Stored data:
========================================

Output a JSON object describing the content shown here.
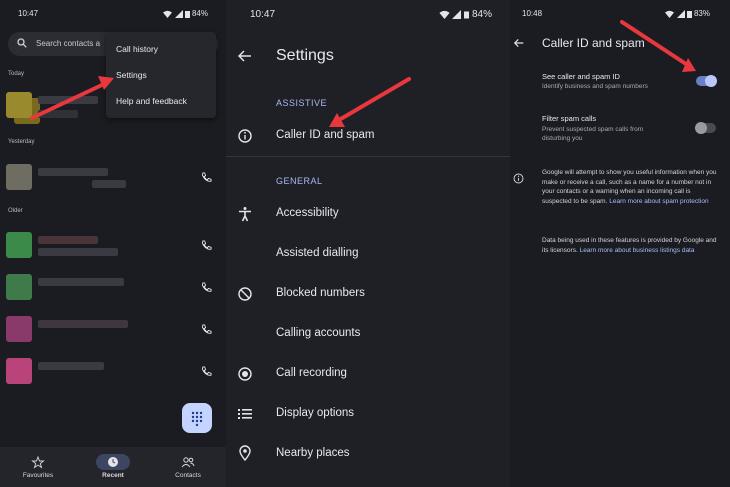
{
  "colors": {
    "accent": "#a9bdfb",
    "arrow": "#e8383d",
    "fab": "#c4d4ff",
    "toggle_on": "#8ea7f5"
  },
  "panel1": {
    "time": "10:47",
    "battery": "84%",
    "search_placeholder": "Search contacts a",
    "sections": {
      "today": "Today",
      "yesterday": "Yesterday",
      "older": "Older"
    },
    "menu": [
      {
        "label": "Call history"
      },
      {
        "label": "Settings"
      },
      {
        "label": "Help and feedback"
      }
    ],
    "nav": [
      {
        "label": "Favourites",
        "icon": "star-icon"
      },
      {
        "label": "Recent",
        "icon": "clock-icon",
        "active": true
      },
      {
        "label": "Contacts",
        "icon": "people-icon"
      }
    ]
  },
  "panel2": {
    "time": "10:47",
    "battery": "84%",
    "title": "Settings",
    "section_assistive": "ASSISTIVE",
    "section_general": "GENERAL",
    "items": [
      {
        "label": "Caller ID and spam",
        "icon": "info-icon"
      },
      {
        "label": "Accessibility",
        "icon": "accessibility-icon"
      },
      {
        "label": "Assisted dialling",
        "icon": ""
      },
      {
        "label": "Blocked numbers",
        "icon": "block-icon"
      },
      {
        "label": "Calling accounts",
        "icon": ""
      },
      {
        "label": "Call recording",
        "icon": "record-icon"
      },
      {
        "label": "Display options",
        "icon": "list-icon"
      },
      {
        "label": "Nearby places",
        "icon": "location-pin-icon"
      }
    ]
  },
  "panel3": {
    "time": "10:48",
    "battery": "83%",
    "title": "Caller ID and spam",
    "see_caller_label": "See caller and spam ID",
    "see_caller_sub": "Identify business and spam numbers",
    "see_caller_on": true,
    "filter_label": "Filter spam calls",
    "filter_sub": "Prevent suspected spam calls from disturbing you",
    "filter_on": false,
    "info_text": "Google will attempt to show you useful information when you make or receive a call, such as a name for a number not in your contacts or a warning when an incoming call is suspected to be spam.",
    "info_link": "Learn more about spam protection",
    "data_text": "Data being used in these features is provided by Google and its licensors.",
    "data_link": "Learn more about business listings data"
  }
}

========================================

__TASK INSTRUCTIONS__.
What comes back should match the records exactly, minus any pictures.

__SOLUTION FOR THIS TASK__.
Output a JSON object describing the content shown here.
{
  "colors": {
    "accent": "#a9bdfb",
    "arrow": "#e8383d",
    "fab": "#c4d4ff",
    "toggle_on": "#8ea7f5"
  },
  "panel1": {
    "time": "10:47",
    "battery": "84%",
    "search_placeholder": "Search contacts a",
    "sections": {
      "today": "Today",
      "yesterday": "Yesterday",
      "older": "Older"
    },
    "menu": [
      {
        "label": "Call history"
      },
      {
        "label": "Settings"
      },
      {
        "label": "Help and feedback"
      }
    ],
    "nav": [
      {
        "label": "Favourites",
        "icon": "star-icon"
      },
      {
        "label": "Recent",
        "icon": "clock-icon",
        "active": true
      },
      {
        "label": "Contacts",
        "icon": "people-icon"
      }
    ]
  },
  "panel2": {
    "time": "10:47",
    "battery": "84%",
    "title": "Settings",
    "section_assistive": "ASSISTIVE",
    "section_general": "GENERAL",
    "items": [
      {
        "label": "Caller ID and spam",
        "icon": "info-icon"
      },
      {
        "label": "Accessibility",
        "icon": "accessibility-icon"
      },
      {
        "label": "Assisted dialling",
        "icon": ""
      },
      {
        "label": "Blocked numbers",
        "icon": "block-icon"
      },
      {
        "label": "Calling accounts",
        "icon": ""
      },
      {
        "label": "Call recording",
        "icon": "record-icon"
      },
      {
        "label": "Display options",
        "icon": "list-icon"
      },
      {
        "label": "Nearby places",
        "icon": "location-pin-icon"
      }
    ]
  },
  "panel3": {
    "time": "10:48",
    "battery": "83%",
    "title": "Caller ID and spam",
    "see_caller_label": "See caller and spam ID",
    "see_caller_sub": "Identify business and spam numbers",
    "see_caller_on": true,
    "filter_label": "Filter spam calls",
    "filter_sub": "Prevent suspected spam calls from disturbing you",
    "filter_on": false,
    "info_text": "Google will attempt to show you useful information when you make or receive a call, such as a name for a number not in your contacts or a warning when an incoming call is suspected to be spam.",
    "info_link": "Learn more about spam protection",
    "data_text": "Data being used in these features is provided by Google and its licensors.",
    "data_link": "Learn more about business listings data"
  }
}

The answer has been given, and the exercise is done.